GIVEN INSTRUCTION: In the entries below, identify every line with the string "JSON" and copy it.

[Figure content listings]
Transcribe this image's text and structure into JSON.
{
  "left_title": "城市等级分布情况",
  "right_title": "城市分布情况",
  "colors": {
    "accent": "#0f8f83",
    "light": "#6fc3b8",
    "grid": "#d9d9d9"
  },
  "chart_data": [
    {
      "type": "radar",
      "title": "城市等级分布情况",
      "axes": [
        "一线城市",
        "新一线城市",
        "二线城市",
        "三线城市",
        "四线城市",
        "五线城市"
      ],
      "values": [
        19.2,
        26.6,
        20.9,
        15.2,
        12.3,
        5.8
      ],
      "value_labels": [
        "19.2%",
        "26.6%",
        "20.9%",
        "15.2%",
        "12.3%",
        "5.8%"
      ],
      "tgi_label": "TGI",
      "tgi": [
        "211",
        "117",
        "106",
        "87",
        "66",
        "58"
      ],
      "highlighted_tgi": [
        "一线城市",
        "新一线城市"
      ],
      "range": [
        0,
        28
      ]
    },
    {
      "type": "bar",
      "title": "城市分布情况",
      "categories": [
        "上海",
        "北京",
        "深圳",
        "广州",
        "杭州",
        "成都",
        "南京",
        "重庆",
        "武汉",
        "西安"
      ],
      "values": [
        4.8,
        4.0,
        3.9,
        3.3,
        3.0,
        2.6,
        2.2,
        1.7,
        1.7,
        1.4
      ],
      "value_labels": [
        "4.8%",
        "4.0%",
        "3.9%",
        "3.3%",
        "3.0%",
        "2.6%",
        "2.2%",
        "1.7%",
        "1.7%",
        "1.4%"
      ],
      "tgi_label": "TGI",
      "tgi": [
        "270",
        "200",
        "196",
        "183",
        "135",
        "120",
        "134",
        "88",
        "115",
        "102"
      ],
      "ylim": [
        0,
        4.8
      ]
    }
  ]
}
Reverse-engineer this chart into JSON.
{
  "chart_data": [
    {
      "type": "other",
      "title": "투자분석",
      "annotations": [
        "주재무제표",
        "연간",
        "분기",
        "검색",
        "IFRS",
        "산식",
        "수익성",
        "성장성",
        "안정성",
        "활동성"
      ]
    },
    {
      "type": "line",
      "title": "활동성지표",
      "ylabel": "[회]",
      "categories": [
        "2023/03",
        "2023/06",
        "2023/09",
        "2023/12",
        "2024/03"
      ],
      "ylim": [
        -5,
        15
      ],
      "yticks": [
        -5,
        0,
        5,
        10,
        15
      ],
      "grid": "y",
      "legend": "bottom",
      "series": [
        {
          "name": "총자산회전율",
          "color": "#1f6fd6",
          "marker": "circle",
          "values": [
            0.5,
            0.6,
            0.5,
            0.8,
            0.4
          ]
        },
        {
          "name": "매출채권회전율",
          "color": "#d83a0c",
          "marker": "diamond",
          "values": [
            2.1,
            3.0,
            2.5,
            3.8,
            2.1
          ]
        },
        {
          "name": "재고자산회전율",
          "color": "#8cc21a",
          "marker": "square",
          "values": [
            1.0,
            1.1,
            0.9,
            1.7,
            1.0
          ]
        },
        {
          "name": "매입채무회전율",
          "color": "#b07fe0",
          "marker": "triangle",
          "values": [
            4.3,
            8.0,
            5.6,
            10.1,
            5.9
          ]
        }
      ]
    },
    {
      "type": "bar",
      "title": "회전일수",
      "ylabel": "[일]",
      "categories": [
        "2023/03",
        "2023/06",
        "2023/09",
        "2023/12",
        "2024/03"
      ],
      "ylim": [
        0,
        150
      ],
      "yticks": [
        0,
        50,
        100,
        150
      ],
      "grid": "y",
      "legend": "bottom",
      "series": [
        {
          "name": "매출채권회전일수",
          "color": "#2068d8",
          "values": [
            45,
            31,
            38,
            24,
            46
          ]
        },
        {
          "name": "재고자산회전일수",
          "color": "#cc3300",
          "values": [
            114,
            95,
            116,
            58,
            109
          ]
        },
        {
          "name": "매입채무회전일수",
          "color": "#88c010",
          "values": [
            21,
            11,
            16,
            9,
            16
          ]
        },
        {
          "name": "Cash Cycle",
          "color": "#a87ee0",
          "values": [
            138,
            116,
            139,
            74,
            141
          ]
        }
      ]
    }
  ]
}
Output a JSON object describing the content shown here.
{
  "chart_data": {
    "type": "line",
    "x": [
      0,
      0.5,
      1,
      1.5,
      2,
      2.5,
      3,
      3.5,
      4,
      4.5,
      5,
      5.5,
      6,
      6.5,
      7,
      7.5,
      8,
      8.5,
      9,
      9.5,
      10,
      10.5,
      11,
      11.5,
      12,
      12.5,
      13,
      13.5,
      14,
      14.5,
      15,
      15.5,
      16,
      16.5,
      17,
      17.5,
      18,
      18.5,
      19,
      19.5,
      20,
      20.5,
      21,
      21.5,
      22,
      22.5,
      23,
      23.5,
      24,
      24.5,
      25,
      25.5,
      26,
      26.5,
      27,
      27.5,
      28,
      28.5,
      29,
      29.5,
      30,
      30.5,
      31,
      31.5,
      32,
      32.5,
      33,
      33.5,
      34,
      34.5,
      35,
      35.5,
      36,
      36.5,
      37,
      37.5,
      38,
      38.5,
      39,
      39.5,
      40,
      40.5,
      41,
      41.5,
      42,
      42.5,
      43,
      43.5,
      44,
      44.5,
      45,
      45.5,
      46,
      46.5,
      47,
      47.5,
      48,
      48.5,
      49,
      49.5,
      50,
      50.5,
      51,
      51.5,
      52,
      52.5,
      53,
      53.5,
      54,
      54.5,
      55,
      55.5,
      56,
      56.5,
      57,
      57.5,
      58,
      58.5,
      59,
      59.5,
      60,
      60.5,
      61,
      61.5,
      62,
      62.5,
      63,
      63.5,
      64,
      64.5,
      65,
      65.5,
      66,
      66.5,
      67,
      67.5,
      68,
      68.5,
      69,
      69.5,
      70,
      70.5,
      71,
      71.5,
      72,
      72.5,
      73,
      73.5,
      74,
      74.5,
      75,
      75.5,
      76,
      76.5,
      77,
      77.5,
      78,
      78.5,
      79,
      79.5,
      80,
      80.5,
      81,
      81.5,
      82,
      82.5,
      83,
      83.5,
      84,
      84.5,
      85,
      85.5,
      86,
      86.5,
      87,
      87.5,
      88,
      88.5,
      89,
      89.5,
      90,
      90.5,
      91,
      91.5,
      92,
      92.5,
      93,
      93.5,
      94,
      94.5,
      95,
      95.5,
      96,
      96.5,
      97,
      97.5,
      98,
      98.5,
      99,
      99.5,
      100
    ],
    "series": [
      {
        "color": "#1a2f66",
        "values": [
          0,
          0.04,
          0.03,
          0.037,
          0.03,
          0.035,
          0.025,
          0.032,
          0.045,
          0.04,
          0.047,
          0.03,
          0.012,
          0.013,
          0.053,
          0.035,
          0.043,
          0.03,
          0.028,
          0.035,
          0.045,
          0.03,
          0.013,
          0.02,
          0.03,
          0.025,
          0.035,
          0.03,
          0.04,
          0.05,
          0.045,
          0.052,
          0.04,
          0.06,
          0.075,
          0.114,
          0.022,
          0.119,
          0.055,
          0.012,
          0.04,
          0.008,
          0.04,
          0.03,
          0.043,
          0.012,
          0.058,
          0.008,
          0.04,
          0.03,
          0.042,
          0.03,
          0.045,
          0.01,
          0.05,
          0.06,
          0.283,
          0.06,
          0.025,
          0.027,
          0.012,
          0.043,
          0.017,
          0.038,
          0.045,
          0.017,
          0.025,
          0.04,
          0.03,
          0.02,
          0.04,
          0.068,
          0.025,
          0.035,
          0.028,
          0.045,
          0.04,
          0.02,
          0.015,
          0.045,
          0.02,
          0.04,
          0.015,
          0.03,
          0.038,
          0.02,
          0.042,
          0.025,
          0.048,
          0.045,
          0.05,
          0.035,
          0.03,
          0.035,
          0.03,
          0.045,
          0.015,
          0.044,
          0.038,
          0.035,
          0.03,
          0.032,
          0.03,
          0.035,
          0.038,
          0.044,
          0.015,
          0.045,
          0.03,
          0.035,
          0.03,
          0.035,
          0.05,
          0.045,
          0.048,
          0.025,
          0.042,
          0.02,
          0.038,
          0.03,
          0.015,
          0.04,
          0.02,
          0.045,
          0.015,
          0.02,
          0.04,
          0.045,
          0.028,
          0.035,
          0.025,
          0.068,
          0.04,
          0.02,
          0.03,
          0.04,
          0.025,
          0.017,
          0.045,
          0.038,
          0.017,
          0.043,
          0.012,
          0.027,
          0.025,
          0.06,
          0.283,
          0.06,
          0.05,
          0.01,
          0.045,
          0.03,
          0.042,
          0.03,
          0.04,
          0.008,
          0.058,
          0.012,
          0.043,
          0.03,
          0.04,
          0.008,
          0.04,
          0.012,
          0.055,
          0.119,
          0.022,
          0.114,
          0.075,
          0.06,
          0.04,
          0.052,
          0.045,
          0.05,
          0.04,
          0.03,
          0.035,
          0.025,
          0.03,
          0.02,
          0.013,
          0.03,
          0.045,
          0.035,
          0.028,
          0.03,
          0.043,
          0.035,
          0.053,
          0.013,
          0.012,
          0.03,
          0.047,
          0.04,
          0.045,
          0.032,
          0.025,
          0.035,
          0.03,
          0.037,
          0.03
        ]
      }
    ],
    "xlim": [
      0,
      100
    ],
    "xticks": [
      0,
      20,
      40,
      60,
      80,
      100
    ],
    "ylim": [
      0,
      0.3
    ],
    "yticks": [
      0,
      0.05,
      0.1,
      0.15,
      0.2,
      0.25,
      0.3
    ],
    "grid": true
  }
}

THE REPLY:
Transcribe this image's text and structure into JSON.
Reverse-engineer this chart into JSON.
Output a JSON object describing the content shown here.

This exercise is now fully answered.